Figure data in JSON
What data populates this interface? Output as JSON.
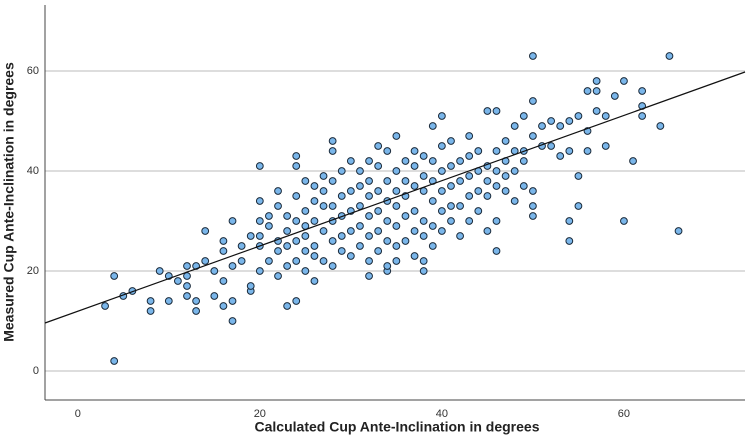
{
  "chart_data": {
    "type": "scatter",
    "x_label": "Calculated Cup Ante-Inclination in degrees",
    "y_label": "Measured Cup Ante-Inclination in degrees",
    "x": [
      3,
      4,
      4,
      5,
      6,
      8,
      8,
      9,
      10,
      10,
      11,
      12,
      12,
      12,
      12,
      13,
      13,
      13,
      14,
      14,
      15,
      15,
      16,
      16,
      16,
      16,
      17,
      17,
      17,
      17,
      18,
      18,
      19,
      19,
      19,
      20,
      20,
      20,
      20,
      20,
      20,
      21,
      21,
      21,
      22,
      22,
      22,
      22,
      22,
      23,
      23,
      23,
      23,
      23,
      24,
      24,
      24,
      24,
      24,
      24,
      24,
      25,
      25,
      25,
      25,
      25,
      25,
      26,
      26,
      26,
      26,
      26,
      26,
      27,
      27,
      27,
      27,
      27,
      28,
      28,
      28,
      28,
      28,
      28,
      28,
      29,
      29,
      29,
      29,
      29,
      30,
      30,
      30,
      30,
      30,
      31,
      31,
      31,
      31,
      31,
      32,
      32,
      32,
      32,
      32,
      32,
      32,
      33,
      33,
      33,
      33,
      33,
      33,
      34,
      34,
      34,
      34,
      34,
      34,
      34,
      35,
      35,
      35,
      35,
      35,
      35,
      35,
      36,
      36,
      36,
      36,
      36,
      37,
      37,
      37,
      37,
      37,
      37,
      38,
      38,
      38,
      38,
      38,
      38,
      38,
      39,
      39,
      39,
      39,
      39,
      39,
      40,
      40,
      40,
      40,
      40,
      40,
      41,
      41,
      41,
      41,
      41,
      42,
      42,
      42,
      42,
      43,
      43,
      43,
      43,
      43,
      44,
      44,
      44,
      44,
      45,
      45,
      45,
      45,
      45,
      46,
      46,
      46,
      46,
      46,
      46,
      47,
      47,
      47,
      47,
      48,
      48,
      48,
      48,
      49,
      49,
      49,
      49,
      50,
      50,
      50,
      50,
      50,
      50,
      51,
      51,
      52,
      52,
      53,
      53,
      54,
      54,
      54,
      54,
      55,
      55,
      55,
      56,
      56,
      56,
      57,
      57,
      57,
      58,
      58,
      59,
      60,
      60,
      61,
      62,
      62,
      62,
      64,
      65,
      66
    ],
    "values": [
      13,
      19,
      2,
      15,
      16,
      14,
      12,
      20,
      19,
      14,
      18,
      17,
      21,
      19,
      15,
      21,
      14,
      12,
      22,
      28,
      15,
      20,
      13,
      18,
      24,
      26,
      14,
      10,
      21,
      30,
      22,
      25,
      27,
      16,
      17,
      20,
      25,
      27,
      30,
      34,
      41,
      22,
      29,
      31,
      24,
      26,
      33,
      36,
      19,
      13,
      21,
      25,
      28,
      31,
      14,
      22,
      26,
      30,
      35,
      41,
      43,
      20,
      24,
      27,
      29,
      32,
      38,
      18,
      23,
      25,
      30,
      34,
      37,
      22,
      28,
      33,
      36,
      39,
      21,
      26,
      30,
      33,
      38,
      44,
      46,
      24,
      27,
      31,
      35,
      40,
      23,
      28,
      32,
      36,
      42,
      25,
      29,
      33,
      37,
      40,
      19,
      22,
      27,
      31,
      35,
      38,
      42,
      24,
      28,
      32,
      36,
      41,
      45,
      20,
      21,
      26,
      30,
      34,
      38,
      44,
      22,
      25,
      29,
      33,
      36,
      40,
      47,
      26,
      31,
      35,
      38,
      42,
      23,
      28,
      32,
      37,
      41,
      44,
      20,
      22,
      27,
      30,
      36,
      39,
      43,
      25,
      29,
      34,
      38,
      42,
      49,
      28,
      32,
      36,
      40,
      45,
      51,
      30,
      33,
      37,
      41,
      46,
      27,
      33,
      38,
      42,
      30,
      35,
      39,
      43,
      47,
      32,
      36,
      40,
      44,
      28,
      35,
      38,
      41,
      52,
      24,
      30,
      37,
      40,
      44,
      52,
      36,
      39,
      42,
      46,
      34,
      40,
      44,
      49,
      37,
      42,
      44,
      51,
      31,
      33,
      36,
      47,
      54,
      63,
      45,
      49,
      45,
      50,
      43,
      49,
      26,
      30,
      44,
      50,
      33,
      39,
      51,
      44,
      48,
      56,
      52,
      56,
      58,
      45,
      51,
      55,
      30,
      58,
      42,
      51,
      53,
      56,
      49,
      63,
      28
    ],
    "color": "#7ab6ea",
    "trend_line": {
      "x": [
        -3.6,
        73.3
      ],
      "y": [
        9.6,
        59.8
      ]
    },
    "xlim": [
      -3.6,
      73.3
    ],
    "ylim": [
      -5.8,
      73.2
    ],
    "xticks": [
      0,
      20,
      40,
      60
    ],
    "yticks": [
      0,
      20,
      40,
      60
    ],
    "grid": true
  }
}
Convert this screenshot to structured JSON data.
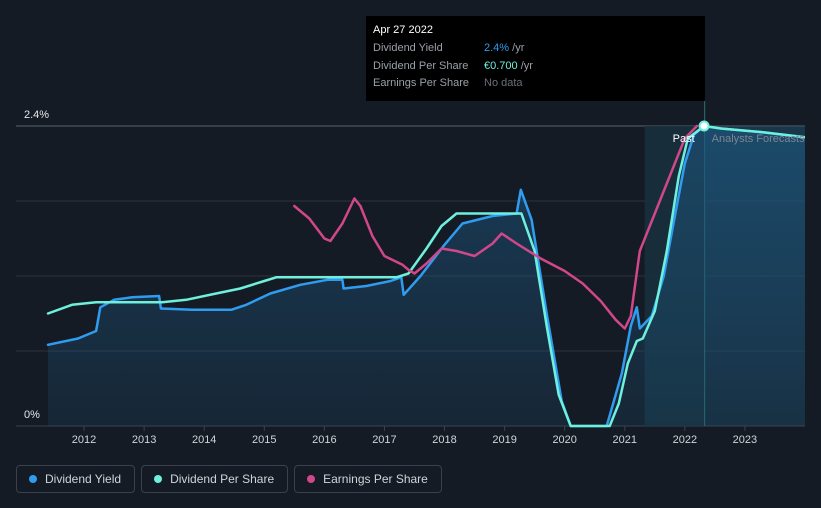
{
  "chart_data": {
    "type": "line",
    "ylim": [
      0,
      2.4
    ],
    "y_ticks": [
      {
        "value": 0,
        "label": "0%"
      },
      {
        "value": 2.4,
        "label": "2.4%"
      }
    ],
    "x_tick_labels": [
      "2012",
      "2013",
      "2014",
      "2015",
      "2016",
      "2017",
      "2018",
      "2019",
      "2020",
      "2021",
      "2022",
      "2023"
    ],
    "xlim": [
      2011.4,
      2024.0
    ],
    "grid": true,
    "series": [
      {
        "name": "Dividend Yield",
        "color": "#2f9cf0",
        "area": true,
        "points": [
          [
            2011.4,
            0.65
          ],
          [
            2011.9,
            0.7
          ],
          [
            2012.2,
            0.76
          ],
          [
            2012.27,
            0.95
          ],
          [
            2012.5,
            1.01
          ],
          [
            2012.8,
            1.03
          ],
          [
            2013.25,
            1.04
          ],
          [
            2013.28,
            0.94
          ],
          [
            2013.8,
            0.93
          ],
          [
            2014.45,
            0.93
          ],
          [
            2014.7,
            0.97
          ],
          [
            2015.1,
            1.06
          ],
          [
            2015.6,
            1.13
          ],
          [
            2016.05,
            1.17
          ],
          [
            2016.3,
            1.17
          ],
          [
            2016.32,
            1.1
          ],
          [
            2016.7,
            1.12
          ],
          [
            2017.1,
            1.16
          ],
          [
            2017.28,
            1.19
          ],
          [
            2017.32,
            1.05
          ],
          [
            2017.6,
            1.2
          ],
          [
            2018.0,
            1.45
          ],
          [
            2018.3,
            1.62
          ],
          [
            2018.8,
            1.68
          ],
          [
            2019.2,
            1.7
          ],
          [
            2019.27,
            1.89
          ],
          [
            2019.45,
            1.65
          ],
          [
            2019.7,
            0.9
          ],
          [
            2019.95,
            0.2
          ],
          [
            2020.1,
            0.0
          ],
          [
            2020.7,
            0.0
          ],
          [
            2020.95,
            0.42
          ],
          [
            2021.1,
            0.8
          ],
          [
            2021.2,
            0.95
          ],
          [
            2021.25,
            0.78
          ],
          [
            2021.45,
            0.88
          ],
          [
            2021.65,
            1.2
          ],
          [
            2021.85,
            1.72
          ],
          [
            2022.0,
            2.1
          ],
          [
            2022.15,
            2.33
          ],
          [
            2022.32,
            2.4
          ],
          [
            2022.6,
            2.38
          ],
          [
            2023.3,
            2.35
          ],
          [
            2024.0,
            2.31
          ]
        ]
      },
      {
        "name": "Dividend Per Share",
        "color": "#6ff0dd",
        "area": false,
        "points": [
          [
            2011.4,
            0.9
          ],
          [
            2011.8,
            0.97
          ],
          [
            2012.2,
            0.99
          ],
          [
            2012.7,
            0.99
          ],
          [
            2013.3,
            0.99
          ],
          [
            2013.7,
            1.01
          ],
          [
            2014.2,
            1.06
          ],
          [
            2014.6,
            1.1
          ],
          [
            2015.0,
            1.16
          ],
          [
            2015.2,
            1.19
          ],
          [
            2015.6,
            1.19
          ],
          [
            2016.4,
            1.19
          ],
          [
            2017.2,
            1.19
          ],
          [
            2017.4,
            1.22
          ],
          [
            2017.7,
            1.42
          ],
          [
            2017.95,
            1.6
          ],
          [
            2018.2,
            1.7
          ],
          [
            2018.8,
            1.7
          ],
          [
            2019.1,
            1.7
          ],
          [
            2019.28,
            1.7
          ],
          [
            2019.5,
            1.4
          ],
          [
            2019.7,
            0.8
          ],
          [
            2019.9,
            0.25
          ],
          [
            2020.1,
            0.0
          ],
          [
            2020.75,
            0.0
          ],
          [
            2020.9,
            0.18
          ],
          [
            2021.05,
            0.5
          ],
          [
            2021.2,
            0.68
          ],
          [
            2021.3,
            0.7
          ],
          [
            2021.5,
            0.92
          ],
          [
            2021.7,
            1.4
          ],
          [
            2021.9,
            2.0
          ],
          [
            2022.05,
            2.3
          ],
          [
            2022.32,
            2.4
          ],
          [
            2022.6,
            2.38
          ],
          [
            2023.3,
            2.35
          ],
          [
            2024.0,
            2.31
          ]
        ]
      },
      {
        "name": "Earnings Per Share",
        "color": "#d0478a",
        "area": false,
        "points": [
          [
            2015.5,
            1.76
          ],
          [
            2015.75,
            1.66
          ],
          [
            2016.0,
            1.5
          ],
          [
            2016.1,
            1.48
          ],
          [
            2016.3,
            1.62
          ],
          [
            2016.5,
            1.82
          ],
          [
            2016.6,
            1.76
          ],
          [
            2016.8,
            1.52
          ],
          [
            2017.0,
            1.36
          ],
          [
            2017.3,
            1.29
          ],
          [
            2017.4,
            1.25
          ],
          [
            2017.5,
            1.22
          ],
          [
            2017.7,
            1.3
          ],
          [
            2017.95,
            1.42
          ],
          [
            2018.2,
            1.4
          ],
          [
            2018.5,
            1.36
          ],
          [
            2018.8,
            1.46
          ],
          [
            2018.95,
            1.54
          ],
          [
            2019.2,
            1.46
          ],
          [
            2019.6,
            1.34
          ],
          [
            2020.0,
            1.24
          ],
          [
            2020.3,
            1.14
          ],
          [
            2020.6,
            1.0
          ],
          [
            2020.85,
            0.85
          ],
          [
            2021.0,
            0.78
          ],
          [
            2021.1,
            0.88
          ],
          [
            2021.25,
            1.4
          ],
          [
            2021.5,
            1.7
          ],
          [
            2021.75,
            2.0
          ],
          [
            2022.0,
            2.3
          ],
          [
            2022.2,
            2.4
          ]
        ]
      }
    ],
    "forecast_region": {
      "start": 2021.33,
      "end": 2022.33,
      "past_label": "Past",
      "forecast_label": "Analysts Forecasts"
    },
    "highlight": {
      "x": 2022.32,
      "y": 2.4
    }
  },
  "tooltip": {
    "date": "Apr 27 2022",
    "rows": [
      {
        "key": "Dividend Yield",
        "value": "2.4%",
        "unit": " /yr"
      },
      {
        "key": "Dividend Per Share",
        "value": "€0.700",
        "unit": " /yr"
      },
      {
        "key": "Earnings Per Share",
        "value": "No data",
        "unit": ""
      }
    ]
  },
  "legend": [
    {
      "label": "Dividend Yield",
      "color": "#2f9cf0"
    },
    {
      "label": "Dividend Per Share",
      "color": "#6ff0dd"
    },
    {
      "label": "Earnings Per Share",
      "color": "#d0478a"
    }
  ]
}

CHALLENGE:
Report the number of lines containing the string "Yield" and add nothing to it.

FINAL ANSWER:
3